Input records:
◇ ◇ ◇

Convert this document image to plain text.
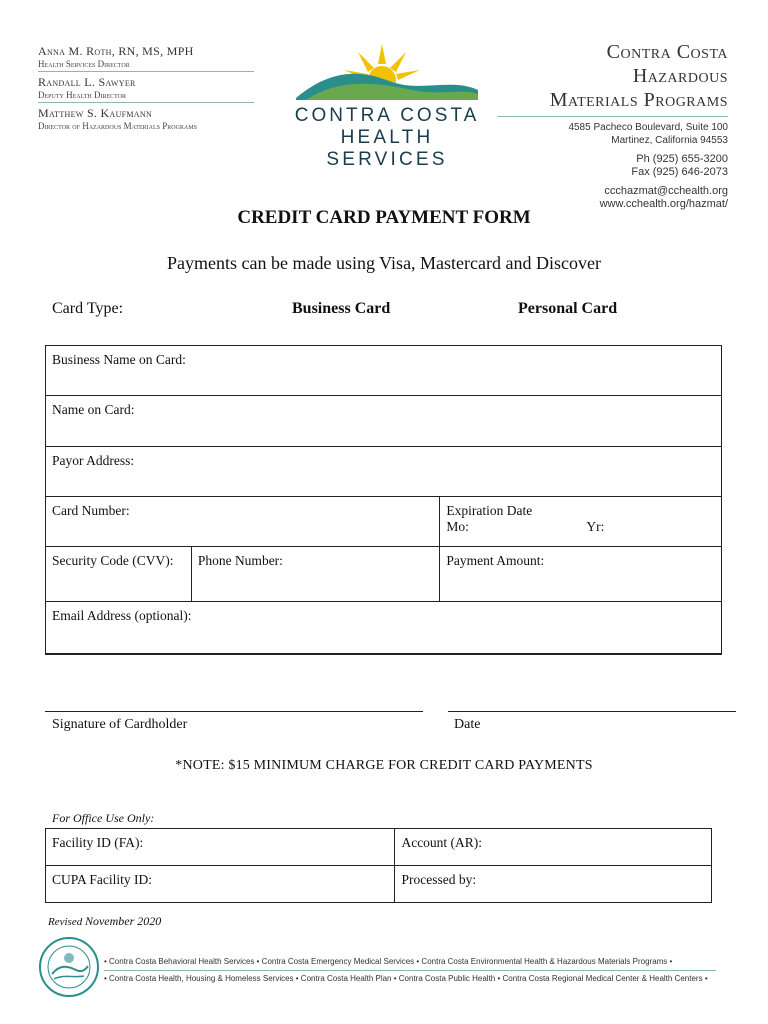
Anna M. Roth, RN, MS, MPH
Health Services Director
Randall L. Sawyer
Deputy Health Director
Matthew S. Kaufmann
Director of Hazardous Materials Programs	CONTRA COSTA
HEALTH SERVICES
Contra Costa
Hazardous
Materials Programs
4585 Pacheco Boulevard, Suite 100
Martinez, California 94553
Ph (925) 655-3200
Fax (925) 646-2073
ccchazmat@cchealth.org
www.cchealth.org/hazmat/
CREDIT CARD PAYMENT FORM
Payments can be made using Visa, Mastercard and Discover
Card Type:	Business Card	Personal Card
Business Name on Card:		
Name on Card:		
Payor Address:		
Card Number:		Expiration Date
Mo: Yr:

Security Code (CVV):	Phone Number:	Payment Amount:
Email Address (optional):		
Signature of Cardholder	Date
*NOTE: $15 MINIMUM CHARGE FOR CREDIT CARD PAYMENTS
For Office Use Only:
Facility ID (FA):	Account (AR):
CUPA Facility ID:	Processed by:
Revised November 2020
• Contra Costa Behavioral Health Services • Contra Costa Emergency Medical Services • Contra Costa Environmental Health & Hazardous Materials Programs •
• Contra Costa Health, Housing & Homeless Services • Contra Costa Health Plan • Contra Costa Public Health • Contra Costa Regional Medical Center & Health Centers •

◇ ◇ ◇

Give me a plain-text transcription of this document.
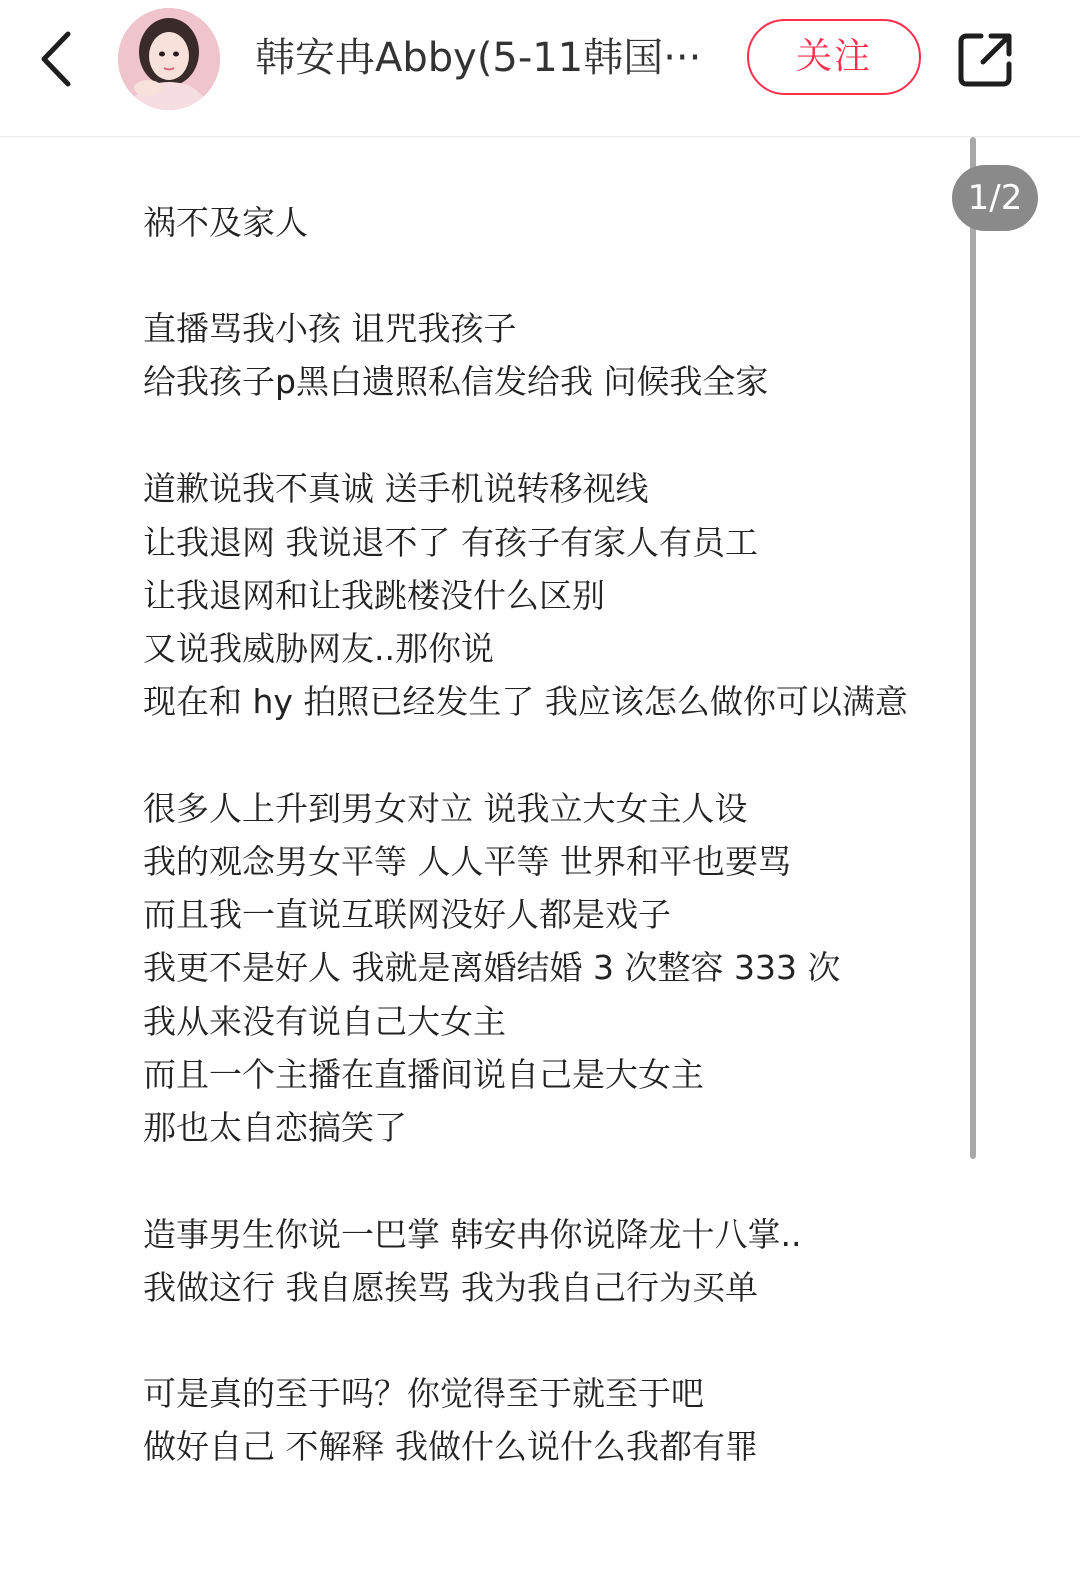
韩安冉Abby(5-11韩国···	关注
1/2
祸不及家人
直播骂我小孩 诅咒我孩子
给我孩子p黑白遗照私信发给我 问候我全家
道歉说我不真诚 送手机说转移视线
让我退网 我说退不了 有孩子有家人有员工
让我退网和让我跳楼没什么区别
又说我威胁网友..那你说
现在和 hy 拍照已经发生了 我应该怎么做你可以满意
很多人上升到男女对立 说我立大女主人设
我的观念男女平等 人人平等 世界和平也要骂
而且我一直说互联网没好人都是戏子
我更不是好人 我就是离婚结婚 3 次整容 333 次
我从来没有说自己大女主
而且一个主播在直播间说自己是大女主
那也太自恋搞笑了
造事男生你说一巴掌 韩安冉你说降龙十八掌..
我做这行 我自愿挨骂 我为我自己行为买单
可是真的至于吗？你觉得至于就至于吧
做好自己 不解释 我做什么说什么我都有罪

◇ ◇ ◇

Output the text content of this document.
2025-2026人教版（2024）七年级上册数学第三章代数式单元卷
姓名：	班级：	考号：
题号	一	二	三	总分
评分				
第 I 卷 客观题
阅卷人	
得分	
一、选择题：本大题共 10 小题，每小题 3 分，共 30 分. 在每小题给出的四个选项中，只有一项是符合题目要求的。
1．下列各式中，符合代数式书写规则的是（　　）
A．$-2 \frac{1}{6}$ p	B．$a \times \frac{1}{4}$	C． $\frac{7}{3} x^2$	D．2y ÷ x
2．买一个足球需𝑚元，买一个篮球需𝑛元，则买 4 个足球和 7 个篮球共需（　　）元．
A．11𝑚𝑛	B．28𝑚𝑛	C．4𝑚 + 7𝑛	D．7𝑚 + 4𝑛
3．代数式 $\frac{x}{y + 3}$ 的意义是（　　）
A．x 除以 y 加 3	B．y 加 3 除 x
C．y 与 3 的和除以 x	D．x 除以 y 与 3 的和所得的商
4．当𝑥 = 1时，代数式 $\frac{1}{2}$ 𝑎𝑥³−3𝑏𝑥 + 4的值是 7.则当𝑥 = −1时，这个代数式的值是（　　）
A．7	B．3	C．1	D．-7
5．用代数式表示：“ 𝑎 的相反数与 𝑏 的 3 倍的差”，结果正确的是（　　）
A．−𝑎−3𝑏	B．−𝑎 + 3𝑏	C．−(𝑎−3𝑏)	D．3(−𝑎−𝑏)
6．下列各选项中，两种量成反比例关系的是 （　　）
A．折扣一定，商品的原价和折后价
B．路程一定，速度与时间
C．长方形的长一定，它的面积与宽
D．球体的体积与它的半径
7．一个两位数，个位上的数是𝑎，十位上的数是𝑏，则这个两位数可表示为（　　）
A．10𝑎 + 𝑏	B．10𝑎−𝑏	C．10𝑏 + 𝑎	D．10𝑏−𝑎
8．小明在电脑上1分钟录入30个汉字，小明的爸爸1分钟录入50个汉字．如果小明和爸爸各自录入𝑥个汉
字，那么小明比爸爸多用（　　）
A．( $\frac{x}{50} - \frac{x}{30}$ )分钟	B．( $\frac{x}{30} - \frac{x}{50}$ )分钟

◇ ◇ ◇

What you are asked to do: Only the count is wanted: report how many lines of the material above hold the word "Programs".

Completed task: 3